Work instructions -> Copy out all lines of the records in which the word "life" appears.

Collected data
------

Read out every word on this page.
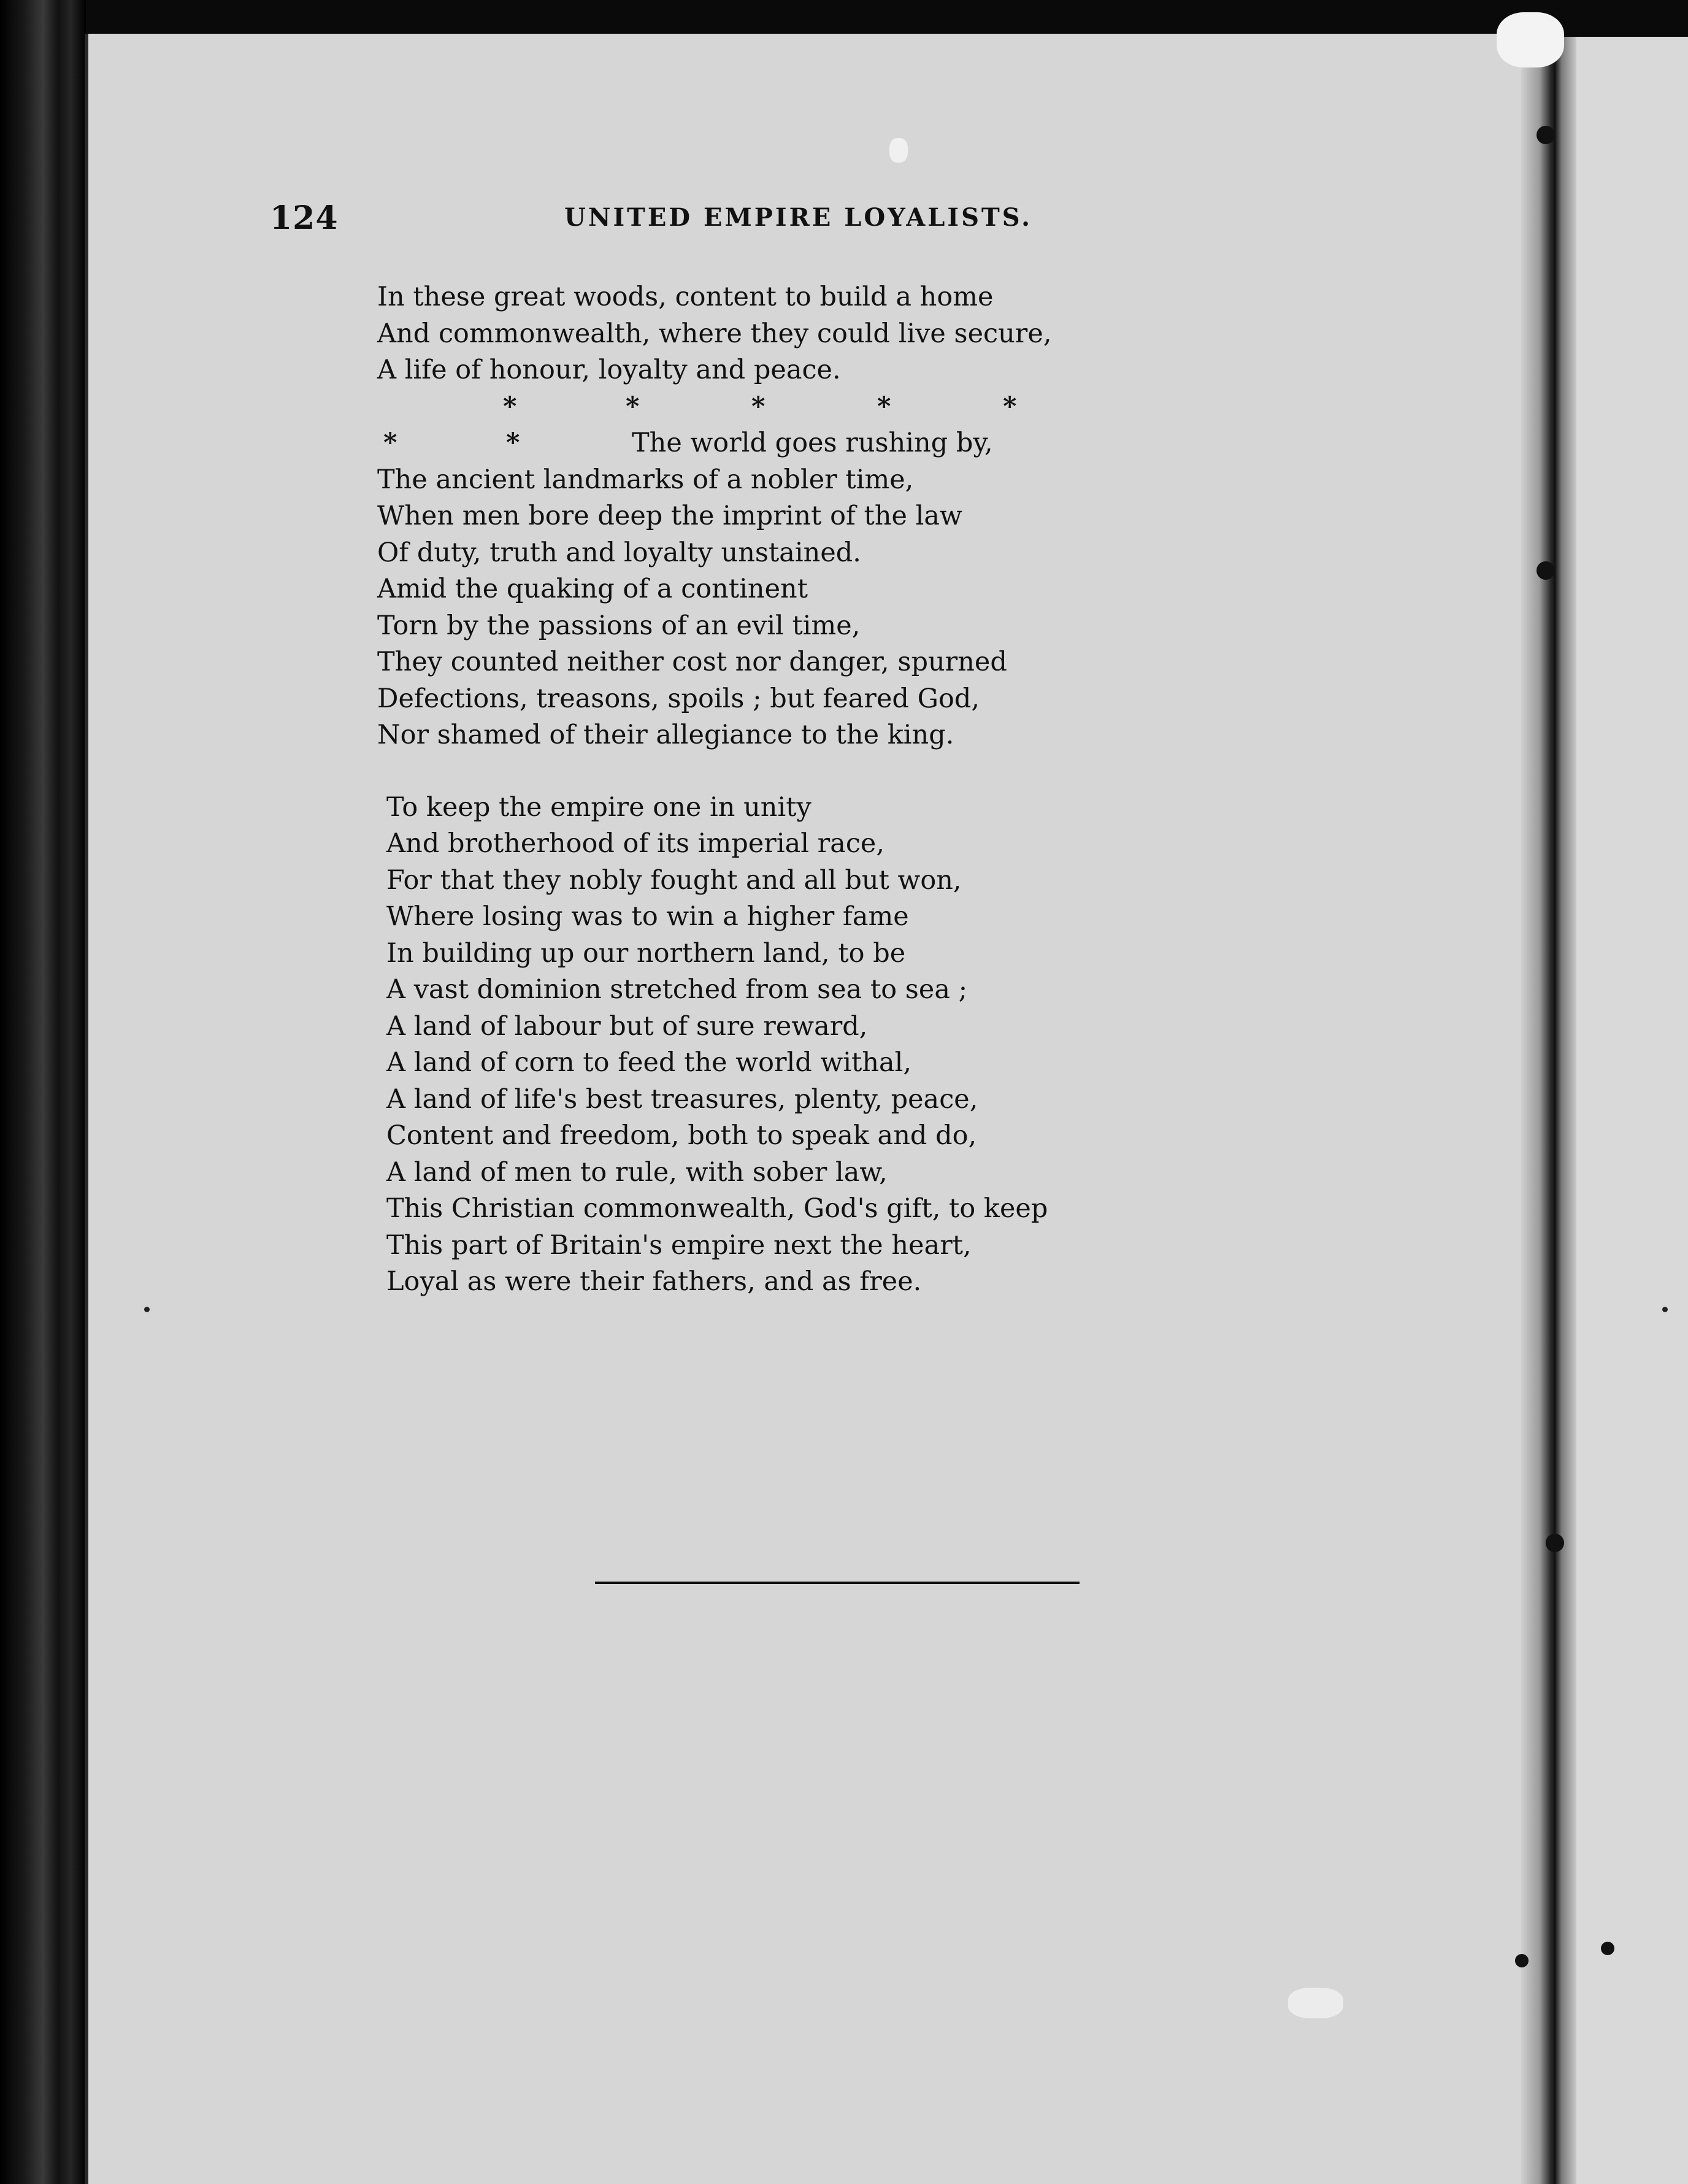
124	UNITED EMPIRE LOYALISTS.
In these great woods, content to build a home
And commonwealth, where they could live secure,
A life of honour, loyalty and peace.
*	*	*	*	*
*	*	The world goes rushing by,
The ancient landmarks of a nobler time,
When men bore deep the imprint of the law
Of duty, truth and loyalty unstained.
Amid the quaking of a continent
Torn by the passions of an evil time,
They counted neither cost nor danger, spurned
Defections, treasons, spoils ; but feared God,
Nor shamed of their allegiance to the king.
To keep the empire one in unity
And brotherhood of its imperial race,
For that they nobly fought and all but won,
Where losing was to win a higher fame
In building up our northern land, to be
A vast dominion stretched from sea to sea ;
A land of labour but of sure reward,
A land of corn to feed the world withal,
A land of life's best treasures, plenty, peace,
Content and freedom, both to speak and do,
A land of men to rule, with sober law,
This Christian commonwealth, God's gift, to keep
This part of Britain's empire next the heart,
Loyal as were their fathers, and as free.
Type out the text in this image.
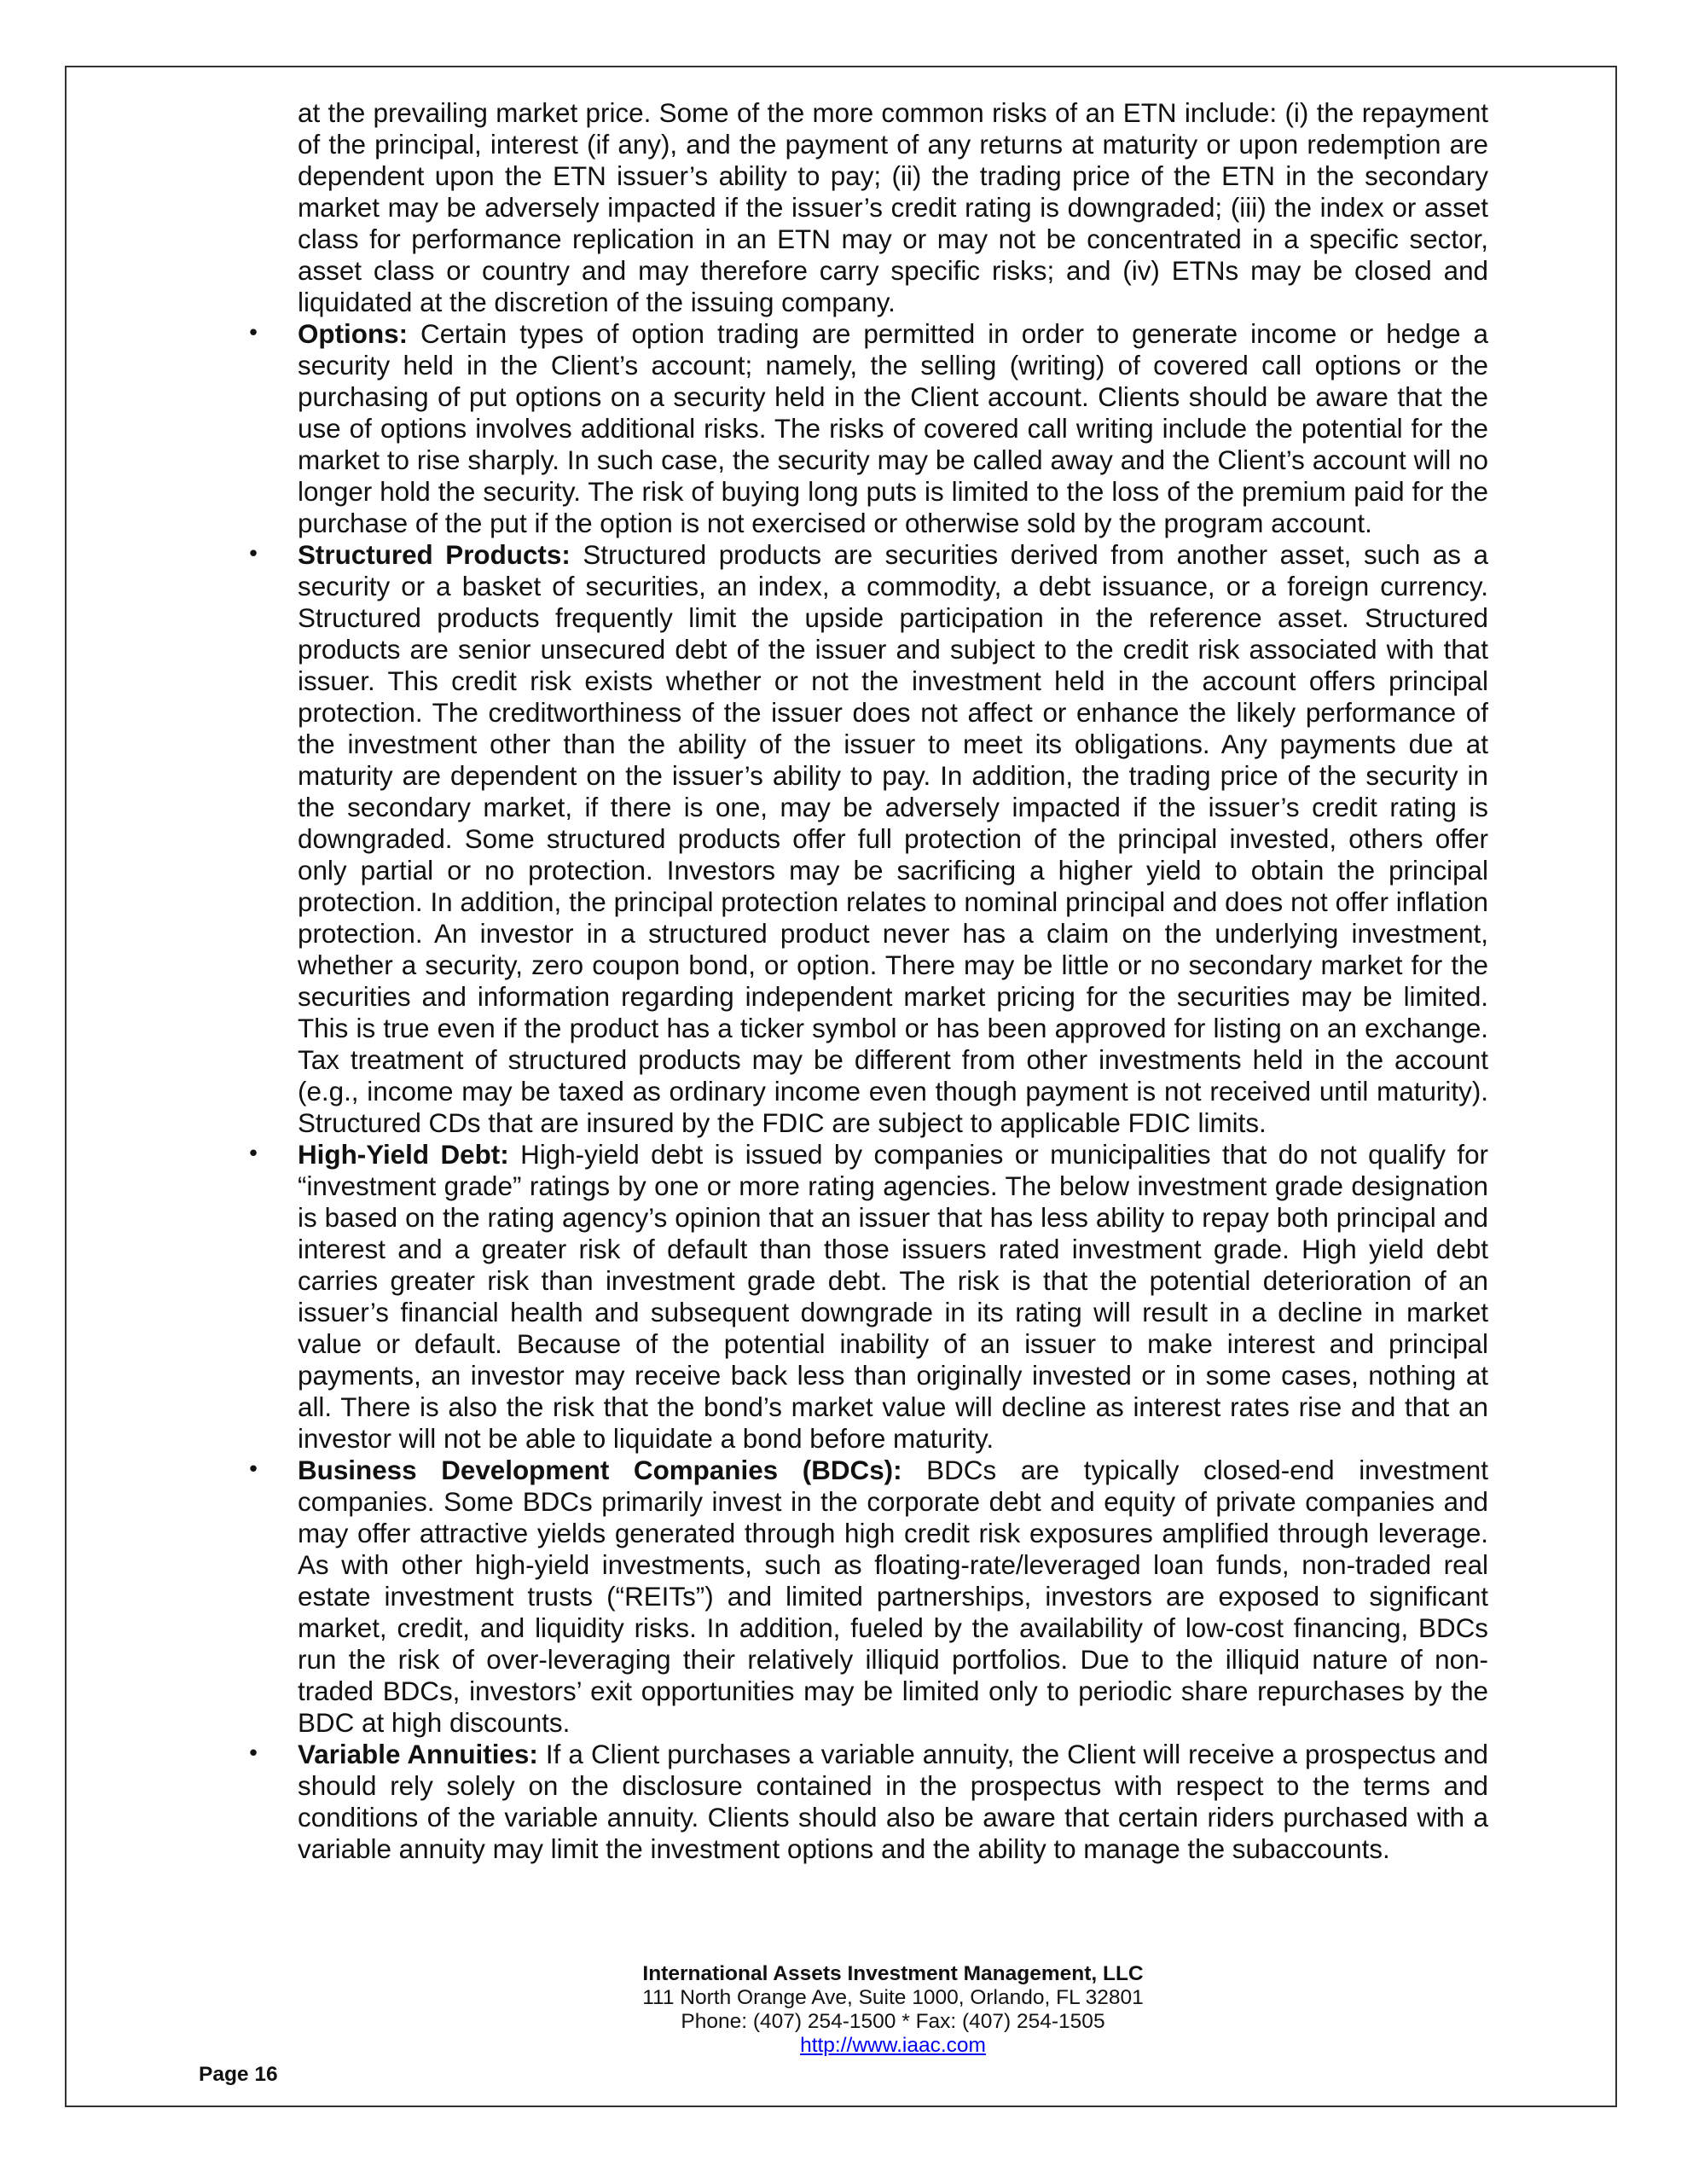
at the prevailing market price. Some of the more common risks of an ETN include: (i) the repayment of the principal, interest (if any), and the payment of any returns at maturity or upon redemption are dependent upon the ETN issuer’s ability to pay; (ii) the trading price of the ETN in the secondary market may be adversely impacted if the issuer’s credit rating is downgraded; (iii) the index or asset class for performance replication in an ETN may or may not be concentrated in a specific sector, asset class or country and may therefore carry specific risks; and (iv) ETNs may be closed and liquidated at the discretion of the issuing company.

• Options: Certain types of option trading are permitted in order to generate income or hedge a security held in the Client’s account; namely, the selling (writing) of covered call options or the purchasing of put options on a security held in the Client account. Clients should be aware that the use of options involves additional risks. The risks of covered call writing include the potential for the market to rise sharply. In such case, the security may be called away and the Client’s account will no longer hold the security. The risk of buying long puts is limited to the loss of the premium paid for the purchase of the put if the option is not exercised or otherwise sold by the program account.
• Structured Products: Structured products are securities derived from another asset, such as a security or a basket of securities, an index, a commodity, a debt issuance, or a foreign currency. Structured products frequently limit the upside participation in the reference asset. Structured products are senior unsecured debt of the issuer and subject to the credit risk associated with that issuer. This credit risk exists whether or not the investment held in the account offers principal protection. The creditworthiness of the issuer does not affect or enhance the likely performance of the investment other than the ability of the issuer to meet its obligations. Any payments due at maturity are dependent on the issuer’s ability to pay. In addition, the trading price of the security in the secondary market, if there is one, may be adversely impacted if the issuer’s credit rating is downgraded. Some structured products offer full protection of the principal invested, others offer only partial or no protection. Investors may be sacrificing a higher yield to obtain the principal protection. In addition, the principal protection relates to nominal principal and does not offer inflation protection. An investor in a structured product never has a claim on the underlying investment, whether a security, zero coupon bond, or option. There may be little or no secondary market for the securities and information regarding independent market pricing for the securities may be limited. This is true even if the product has a ticker symbol or has been approved for listing on an exchange. Tax treatment of structured products may be different from other investments held in the account (e.g., income may be taxed as ordinary income even though payment is not received until maturity). Structured CDs that are insured by the FDIC are subject to applicable FDIC limits.
• High-Yield Debt: High-yield debt is issued by companies or municipalities that do not qualify for “investment grade” ratings by one or more rating agencies. The below investment grade designation is based on the rating agency’s opinion that an issuer that has less ability to repay both principal and interest and a greater risk of default than those issuers rated investment grade. High yield debt carries greater risk than investment grade debt. The risk is that the potential deterioration of an issuer’s financial health and subsequent downgrade in its rating will result in a decline in market value or default. Because of the potential inability of an issuer to make interest and principal payments, an investor may receive back less than originally invested or in some cases, nothing at all. There is also the risk that the bond’s market value will decline as interest rates rise and that an investor will not be able to liquidate a bond before maturity.
• Business Development Companies (BDCs): BDCs are typically closed-end investment companies. Some BDCs primarily invest in the corporate debt and equity of private companies and may offer attractive yields generated through high credit risk exposures amplified through leverage. As with other high-yield investments, such as floating-rate/leveraged loan funds, non-traded real estate investment trusts (“REITs”) and limited partnerships, investors are exposed to significant market, credit, and liquidity risks. In addition, fueled by the availability of low-cost financing, BDCs run the risk of over-leveraging their relatively illiquid portfolios. Due to the illiquid nature of non-traded BDCs, investors’ exit opportunities may be limited only to periodic share repurchases by the BDC at high discounts.
• Variable Annuities: If a Client purchases a variable annuity, the Client will receive a prospectus and should rely solely on the disclosure contained in the prospectus with respect to the terms and conditions of the variable annuity. Clients should also be aware that certain riders purchased with a variable annuity may limit the investment options and the ability to manage the subaccounts.
International Assets Investment Management, LLC
111 North Orange Ave, Suite 1000, Orlando, FL 32801
Phone: (407) 254-1500 * Fax: (407) 254-1505
http://www.iaac.com
Page 16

------

Task output ->
A life of honour, loyalty and peace.
A land of life's best treasures, plenty, peace,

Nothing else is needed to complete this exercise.